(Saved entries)
--------------------------------------------------

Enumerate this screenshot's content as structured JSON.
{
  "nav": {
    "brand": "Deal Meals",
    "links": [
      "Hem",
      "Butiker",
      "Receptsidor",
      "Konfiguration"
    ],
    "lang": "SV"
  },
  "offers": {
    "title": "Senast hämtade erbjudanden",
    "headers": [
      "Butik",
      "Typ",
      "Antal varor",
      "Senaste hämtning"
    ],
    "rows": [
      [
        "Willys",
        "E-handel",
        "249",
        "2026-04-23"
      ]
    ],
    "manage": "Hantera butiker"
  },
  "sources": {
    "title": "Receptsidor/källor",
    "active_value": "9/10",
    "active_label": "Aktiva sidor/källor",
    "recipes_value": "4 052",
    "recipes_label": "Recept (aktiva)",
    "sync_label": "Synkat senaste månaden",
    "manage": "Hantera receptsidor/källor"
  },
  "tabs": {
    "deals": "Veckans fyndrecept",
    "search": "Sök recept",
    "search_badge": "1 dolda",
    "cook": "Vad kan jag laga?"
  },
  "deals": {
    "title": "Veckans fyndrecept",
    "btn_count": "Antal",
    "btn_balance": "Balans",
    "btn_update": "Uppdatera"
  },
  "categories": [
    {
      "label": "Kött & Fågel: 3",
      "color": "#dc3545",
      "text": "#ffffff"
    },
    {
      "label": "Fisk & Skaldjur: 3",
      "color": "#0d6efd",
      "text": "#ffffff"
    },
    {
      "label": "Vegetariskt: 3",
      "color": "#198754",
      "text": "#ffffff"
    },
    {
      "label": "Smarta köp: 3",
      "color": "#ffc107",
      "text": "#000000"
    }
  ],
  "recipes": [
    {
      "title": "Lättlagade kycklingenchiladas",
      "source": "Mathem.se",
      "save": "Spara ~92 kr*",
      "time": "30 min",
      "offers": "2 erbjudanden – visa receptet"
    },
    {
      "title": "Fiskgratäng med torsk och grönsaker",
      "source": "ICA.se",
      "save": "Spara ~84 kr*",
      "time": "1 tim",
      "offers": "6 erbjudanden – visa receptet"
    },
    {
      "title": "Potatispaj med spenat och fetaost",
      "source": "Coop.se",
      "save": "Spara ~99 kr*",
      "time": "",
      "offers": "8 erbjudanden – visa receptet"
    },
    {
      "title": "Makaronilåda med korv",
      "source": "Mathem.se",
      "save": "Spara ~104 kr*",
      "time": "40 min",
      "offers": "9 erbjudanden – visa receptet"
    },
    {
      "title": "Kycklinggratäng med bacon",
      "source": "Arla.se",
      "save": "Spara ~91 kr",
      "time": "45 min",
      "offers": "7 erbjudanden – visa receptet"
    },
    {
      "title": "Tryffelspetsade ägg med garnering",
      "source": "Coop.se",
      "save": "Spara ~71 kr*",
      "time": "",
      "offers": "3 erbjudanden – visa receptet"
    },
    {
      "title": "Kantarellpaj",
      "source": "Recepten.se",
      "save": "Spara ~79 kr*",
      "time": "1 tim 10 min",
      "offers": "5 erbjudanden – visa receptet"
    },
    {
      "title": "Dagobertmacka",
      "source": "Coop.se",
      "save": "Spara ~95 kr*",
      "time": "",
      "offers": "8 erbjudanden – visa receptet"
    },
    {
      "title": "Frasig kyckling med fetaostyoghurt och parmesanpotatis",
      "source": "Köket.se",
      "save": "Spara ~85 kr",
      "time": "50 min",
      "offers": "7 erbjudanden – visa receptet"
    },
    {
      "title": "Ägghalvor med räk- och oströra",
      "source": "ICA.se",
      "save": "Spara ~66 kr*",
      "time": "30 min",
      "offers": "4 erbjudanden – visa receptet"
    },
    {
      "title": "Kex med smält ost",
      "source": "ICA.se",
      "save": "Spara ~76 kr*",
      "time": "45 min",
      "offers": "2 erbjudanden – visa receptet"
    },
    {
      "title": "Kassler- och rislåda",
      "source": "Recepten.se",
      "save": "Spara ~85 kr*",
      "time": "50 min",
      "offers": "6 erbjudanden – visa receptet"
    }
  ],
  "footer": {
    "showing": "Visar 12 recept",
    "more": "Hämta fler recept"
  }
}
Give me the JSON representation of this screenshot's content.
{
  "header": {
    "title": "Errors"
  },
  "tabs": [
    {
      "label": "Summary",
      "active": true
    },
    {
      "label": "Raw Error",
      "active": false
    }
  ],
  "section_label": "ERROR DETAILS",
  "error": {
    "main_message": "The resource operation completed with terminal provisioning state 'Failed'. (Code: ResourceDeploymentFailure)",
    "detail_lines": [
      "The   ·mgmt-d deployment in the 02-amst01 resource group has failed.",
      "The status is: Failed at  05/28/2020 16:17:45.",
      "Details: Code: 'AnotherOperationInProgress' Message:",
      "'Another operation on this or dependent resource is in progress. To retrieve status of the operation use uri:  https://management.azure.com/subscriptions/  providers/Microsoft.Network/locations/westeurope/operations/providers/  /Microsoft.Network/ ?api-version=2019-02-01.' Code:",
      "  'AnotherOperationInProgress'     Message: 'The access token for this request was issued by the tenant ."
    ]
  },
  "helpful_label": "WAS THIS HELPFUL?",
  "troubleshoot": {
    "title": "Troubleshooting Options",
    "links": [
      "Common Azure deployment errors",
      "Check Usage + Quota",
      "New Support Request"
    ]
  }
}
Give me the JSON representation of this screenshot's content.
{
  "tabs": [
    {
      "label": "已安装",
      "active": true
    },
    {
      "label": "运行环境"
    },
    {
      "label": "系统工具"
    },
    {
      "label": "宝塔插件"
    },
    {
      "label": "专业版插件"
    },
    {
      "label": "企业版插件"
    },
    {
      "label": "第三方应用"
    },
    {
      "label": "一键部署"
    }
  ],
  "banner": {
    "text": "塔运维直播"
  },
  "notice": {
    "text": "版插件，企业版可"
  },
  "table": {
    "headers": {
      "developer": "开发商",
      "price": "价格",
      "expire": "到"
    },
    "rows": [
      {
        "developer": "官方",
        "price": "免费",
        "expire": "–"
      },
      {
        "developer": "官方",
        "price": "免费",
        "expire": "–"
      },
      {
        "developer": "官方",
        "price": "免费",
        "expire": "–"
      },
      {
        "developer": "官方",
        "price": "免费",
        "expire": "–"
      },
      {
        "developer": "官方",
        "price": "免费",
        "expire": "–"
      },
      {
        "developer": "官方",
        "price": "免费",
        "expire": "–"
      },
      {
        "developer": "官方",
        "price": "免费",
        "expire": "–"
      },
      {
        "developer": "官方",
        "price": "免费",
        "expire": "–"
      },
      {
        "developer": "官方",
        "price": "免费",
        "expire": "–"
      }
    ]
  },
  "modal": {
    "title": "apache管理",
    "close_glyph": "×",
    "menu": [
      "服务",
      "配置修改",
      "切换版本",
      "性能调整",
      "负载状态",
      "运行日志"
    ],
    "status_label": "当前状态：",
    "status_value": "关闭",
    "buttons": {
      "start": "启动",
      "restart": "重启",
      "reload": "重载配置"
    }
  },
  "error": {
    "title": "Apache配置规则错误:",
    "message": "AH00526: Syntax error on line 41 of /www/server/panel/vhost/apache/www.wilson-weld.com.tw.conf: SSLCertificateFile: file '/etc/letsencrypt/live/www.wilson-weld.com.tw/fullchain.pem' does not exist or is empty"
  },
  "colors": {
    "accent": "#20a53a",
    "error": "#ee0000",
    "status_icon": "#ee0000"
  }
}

--------------------------------------------------

Exercise directions:
Every entry above needs to be quoted exactly.

Solution below:
Enumerate this screenshot's content as structured JSON.
{
  "nav": {
    "brand": "Deal Meals",
    "links": [
      "Hem",
      "Butiker",
      "Receptsidor",
      "Konfiguration"
    ],
    "lang": "SV"
  },
  "offers": {
    "title": "Senast hämtade erbjudanden",
    "headers": [
      "Butik",
      "Typ",
      "Antal varor",
      "Senaste hämtning"
    ],
    "rows": [
      [
        "Willys",
        "E-handel",
        "249",
        "2026-04-23"
      ]
    ],
    "manage": "Hantera butiker"
  },
  "sources": {
    "title": "Receptsidor/källor",
    "active_value": "9/10",
    "active_label": "Aktiva sidor/källor",
    "recipes_value": "4 052",
    "recipes_label": "Recept (aktiva)",
    "sync_label": "Synkat senaste månaden",
    "manage": "Hantera receptsidor/källor"
  },
  "tabs": {
    "deals": "Veckans fyndrecept",
    "search": "Sök recept",
    "search_badge": "1 dolda",
    "cook": "Vad kan jag laga?"
  },
  "deals": {
    "title": "Veckans fyndrecept",
    "btn_count": "Antal",
    "btn_balance": "Balans",
    "btn_update": "Uppdatera"
  },
  "categories": [
    {
      "label": "Kött & Fågel: 3",
      "color": "#dc3545",
      "text": "#ffffff"
    },
    {
      "label": "Fisk & Skaldjur: 3",
      "color": "#0d6efd",
      "text": "#ffffff"
    },
    {
      "label": "Vegetariskt: 3",
      "color": "#198754",
      "text": "#ffffff"
    },
    {
      "label": "Smarta köp: 3",
      "color": "#ffc107",
      "text": "#000000"
    }
  ],
  "recipes": [
    {
      "title": "Lättlagade kycklingenchiladas",
      "source": "Mathem.se",
      "save": "Spara ~92 kr*",
      "time": "30 min",
      "offers": "2 erbjudanden – visa receptet"
    },
    {
      "title": "Fiskgratäng med torsk och grönsaker",
      "source": "ICA.se",
      "save": "Spara ~84 kr*",
      "time": "1 tim",
      "offers": "6 erbjudanden – visa receptet"
    },
    {
      "title": "Potatispaj med spenat och fetaost",
      "source": "Coop.se",
      "save": "Spara ~99 kr*",
      "time": "",
      "offers": "8 erbjudanden – visa receptet"
    },
    {
      "title": "Makaronilåda med korv",
      "source": "Mathem.se",
      "save": "Spara ~104 kr*",
      "time": "40 min",
      "offers": "9 erbjudanden – visa receptet"
    },
    {
      "title": "Kycklinggratäng med bacon",
      "source": "Arla.se",
      "save": "Spara ~91 kr",
      "time": "45 min",
      "offers": "7 erbjudanden – visa receptet"
    },
    {
      "title": "Tryffelspetsade ägg med garnering",
      "source": "Coop.se",
      "save": "Spara ~71 kr*",
      "time": "",
      "offers": "3 erbjudanden – visa receptet"
    },
    {
      "title": "Kantarellpaj",
      "source": "Recepten.se",
      "save": "Spara ~79 kr*",
      "time": "1 tim 10 min",
      "offers": "5 erbjudanden – visa receptet"
    },
    {
      "title": "Dagobertmacka",
      "source": "Coop.se",
      "save": "Spara ~95 kr*",
      "time": "",
      "offers": "8 erbjudanden – visa receptet"
    },
    {
      "title": "Frasig kyckling med fetaostyoghurt och parmesanpotatis",
      "source": "Köket.se",
      "save": "Spara ~85 kr",
      "time": "50 min",
      "offers": "7 erbjudanden – visa receptet"
    },
    {
      "title": "Ägghalvor med räk- och oströra",
      "source": "ICA.se",
      "save": "Spara ~66 kr*",
      "time": "30 min",
      "offers": "4 erbjudanden – visa receptet"
    },
    {
      "title": "Kex med smält ost",
      "source": "ICA.se",
      "save": "Spara ~76 kr*",
      "time": "45 min",
      "offers": "2 erbjudanden – visa receptet"
    },
    {
      "title": "Kassler- och rislåda",
      "source": "Recepten.se",
      "save": "Spara ~85 kr*",
      "time": "50 min",
      "offers": "6 erbjudanden – visa receptet"
    }
  ],
  "footer": {
    "showing": "Visar 12 recept",
    "more": "Hämta fler recept"
  }
}
Give me the JSON representation of this screenshot's content.
{
  "header": {
    "title": "Errors"
  },
  "tabs": [
    {
      "label": "Summary",
      "active": true
    },
    {
      "label": "Raw Error",
      "active": false
    }
  ],
  "section_label": "ERROR DETAILS",
  "error": {
    "main_message": "The resource operation completed with terminal provisioning state 'Failed'. (Code: ResourceDeploymentFailure)",
    "detail_lines": [
      "The   ·mgmt-d deployment in the 02-amst01 resource group has failed.",
      "The status is: Failed at  05/28/2020 16:17:45.",
      "Details: Code: 'AnotherOperationInProgress' Message:",
      "'Another operation on this or dependent resource is in progress. To retrieve status of the operation use uri:  https://management.azure.com/subscriptions/  providers/Microsoft.Network/locations/westeurope/operations/providers/  /Microsoft.Network/ ?api-version=2019-02-01.' Code:",
      "  'AnotherOperationInProgress'     Message: 'The access token for this request was issued by the tenant ."
    ]
  },
  "helpful_label": "WAS THIS HELPFUL?",
  "troubleshoot": {
    "title": "Troubleshooting Options",
    "links": [
      "Common Azure deployment errors",
      "Check Usage + Quota",
      "New Support Request"
    ]
  }
}
Give me the JSON representation of this screenshot's content.
{
  "tabs": [
    {
      "label": "已安装",
      "active": true
    },
    {
      "label": "运行环境"
    },
    {
      "label": "系统工具"
    },
    {
      "label": "宝塔插件"
    },
    {
      "label": "专业版插件"
    },
    {
      "label": "企业版插件"
    },
    {
      "label": "第三方应用"
    },
    {
      "label": "一键部署"
    }
  ],
  "banner": {
    "text": "塔运维直播"
  },
  "notice": {
    "text": "版插件，企业版可"
  },
  "table": {
    "headers": {
      "developer": "开发商",
      "price": "价格",
      "expire": "到"
    },
    "rows": [
      {
        "developer": "官方",
        "price": "免费",
        "expire": "–"
      },
      {
        "developer": "官方",
        "price": "免费",
        "expire": "–"
      },
      {
        "developer": "官方",
        "price": "免费",
        "expire": "–"
      },
      {
        "developer": "官方",
        "price": "免费",
        "expire": "–"
      },
      {
        "developer": "官方",
        "price": "免费",
        "expire": "–"
      },
      {
        "developer": "官方",
        "price": "免费",
        "expire": "–"
      },
      {
        "developer": "官方",
        "price": "免费",
        "expire": "–"
      },
      {
        "developer": "官方",
        "price": "免费",
        "expire": "–"
      },
      {
        "developer": "官方",
        "price": "免费",
        "expire": "–"
      }
    ]
  },
  "modal": {
    "title": "apache管理",
    "close_glyph": "×",
    "menu": [
      "服务",
      "配置修改",
      "切换版本",
      "性能调整",
      "负载状态",
      "运行日志"
    ],
    "status_label": "当前状态：",
    "status_value": "关闭",
    "buttons": {
      "start": "启动",
      "restart": "重启",
      "reload": "重载配置"
    }
  },
  "error": {
    "title": "Apache配置规则错误:",
    "message": "AH00526: Syntax error on line 41 of /www/server/panel/vhost/apache/www.wilson-weld.com.tw.conf: SSLCertificateFile: file '/etc/letsencrypt/live/www.wilson-weld.com.tw/fullchain.pem' does not exist or is empty"
  },
  "colors": {
    "accent": "#20a53a",
    "error": "#ee0000",
    "status_icon": "#ee0000"
  }
}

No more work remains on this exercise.